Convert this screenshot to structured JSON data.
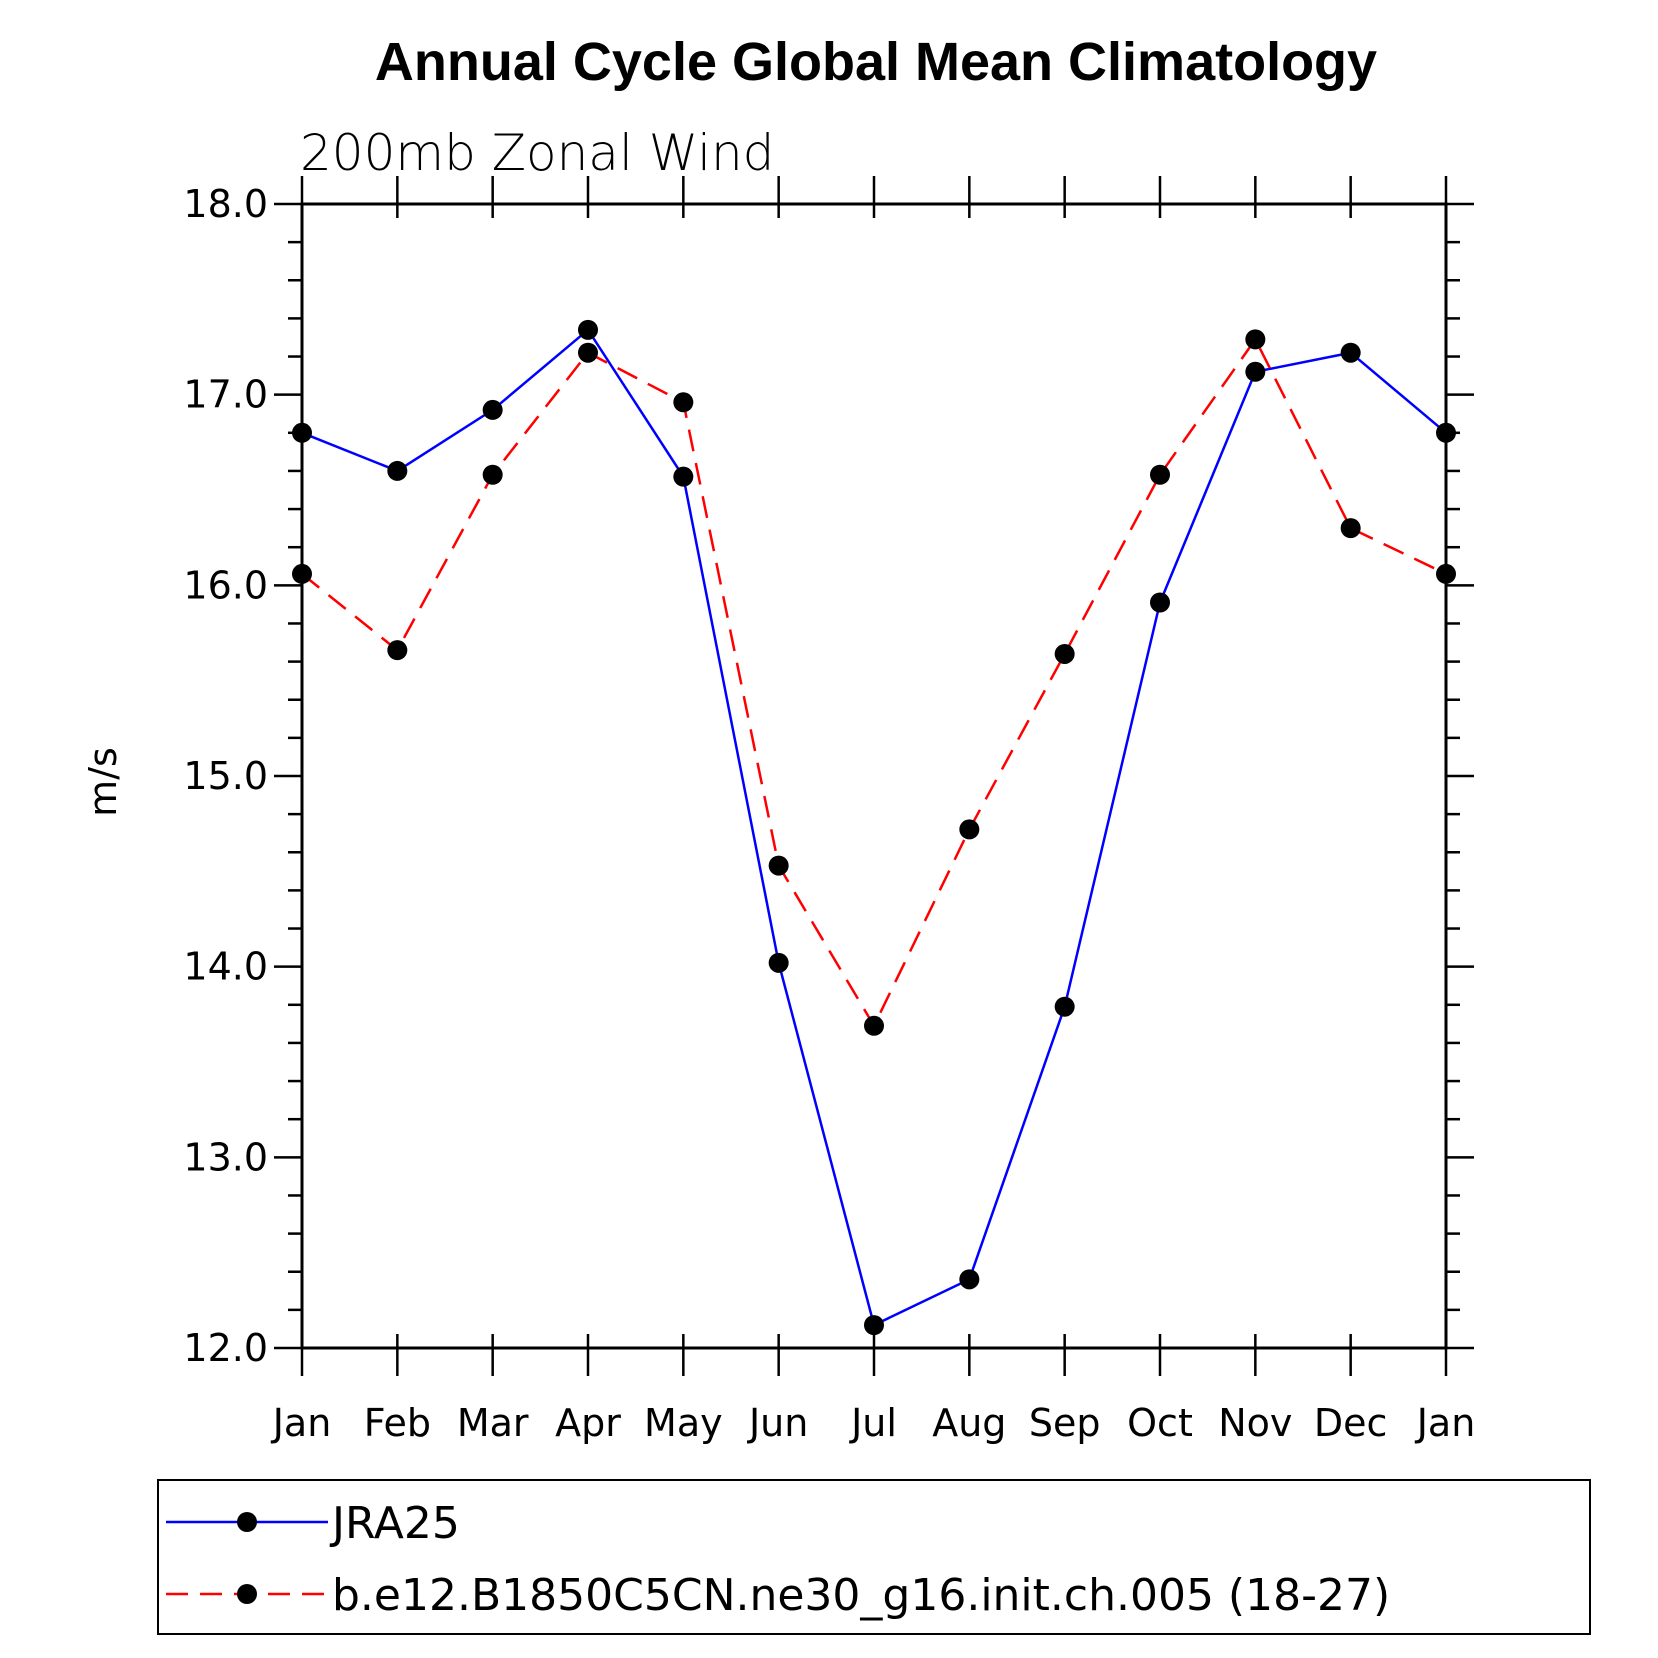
{
  "chart_data": {
    "type": "line",
    "title": "Annual Cycle Global Mean Climatology",
    "subtitle": "200mb Zonal Wind",
    "ylabel": "m/s",
    "xlabel": "",
    "ylim": [
      12.0,
      18.0
    ],
    "yticks": [
      "12.0",
      "13.0",
      "14.0",
      "15.0",
      "16.0",
      "17.0",
      "18.0"
    ],
    "categories": [
      "Jan",
      "Feb",
      "Mar",
      "Apr",
      "May",
      "Jun",
      "Jul",
      "Aug",
      "Sep",
      "Oct",
      "Nov",
      "Dec",
      "Jan"
    ],
    "series": [
      {
        "name": "JRA25",
        "color": "#0000ff",
        "style": "solid",
        "values": [
          16.8,
          16.6,
          16.92,
          17.34,
          16.57,
          14.02,
          12.12,
          12.36,
          13.79,
          15.91,
          17.12,
          17.22,
          16.8
        ]
      },
      {
        "name": "b.e12.B1850C5CN.ne30_g16.init.ch.005 (18-27)",
        "color": "#ff0000",
        "style": "dashed",
        "values": [
          16.06,
          15.66,
          16.58,
          17.22,
          16.96,
          14.53,
          13.69,
          14.72,
          15.64,
          16.58,
          17.29,
          16.3,
          16.06
        ]
      }
    ],
    "legend_position": "bottom"
  }
}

> [EXERCISE GOAL]
Excluding the pictures, restate the records above word for word.

> [THE REPLY]
Convert this screenshot to structured JSON data.
{
  "chart_data": {
    "type": "line",
    "title": "Annual Cycle Global Mean Climatology",
    "subtitle": "200mb Zonal Wind",
    "ylabel": "m/s",
    "xlabel": "",
    "ylim": [
      12.0,
      18.0
    ],
    "yticks": [
      "12.0",
      "13.0",
      "14.0",
      "15.0",
      "16.0",
      "17.0",
      "18.0"
    ],
    "categories": [
      "Jan",
      "Feb",
      "Mar",
      "Apr",
      "May",
      "Jun",
      "Jul",
      "Aug",
      "Sep",
      "Oct",
      "Nov",
      "Dec",
      "Jan"
    ],
    "series": [
      {
        "name": "JRA25",
        "color": "#0000ff",
        "style": "solid",
        "values": [
          16.8,
          16.6,
          16.92,
          17.34,
          16.57,
          14.02,
          12.12,
          12.36,
          13.79,
          15.91,
          17.12,
          17.22,
          16.8
        ]
      },
      {
        "name": "b.e12.B1850C5CN.ne30_g16.init.ch.005 (18-27)",
        "color": "#ff0000",
        "style": "dashed",
        "values": [
          16.06,
          15.66,
          16.58,
          17.22,
          16.96,
          14.53,
          13.69,
          14.72,
          15.64,
          16.58,
          17.29,
          16.3,
          16.06
        ]
      }
    ],
    "legend_position": "bottom"
  }
}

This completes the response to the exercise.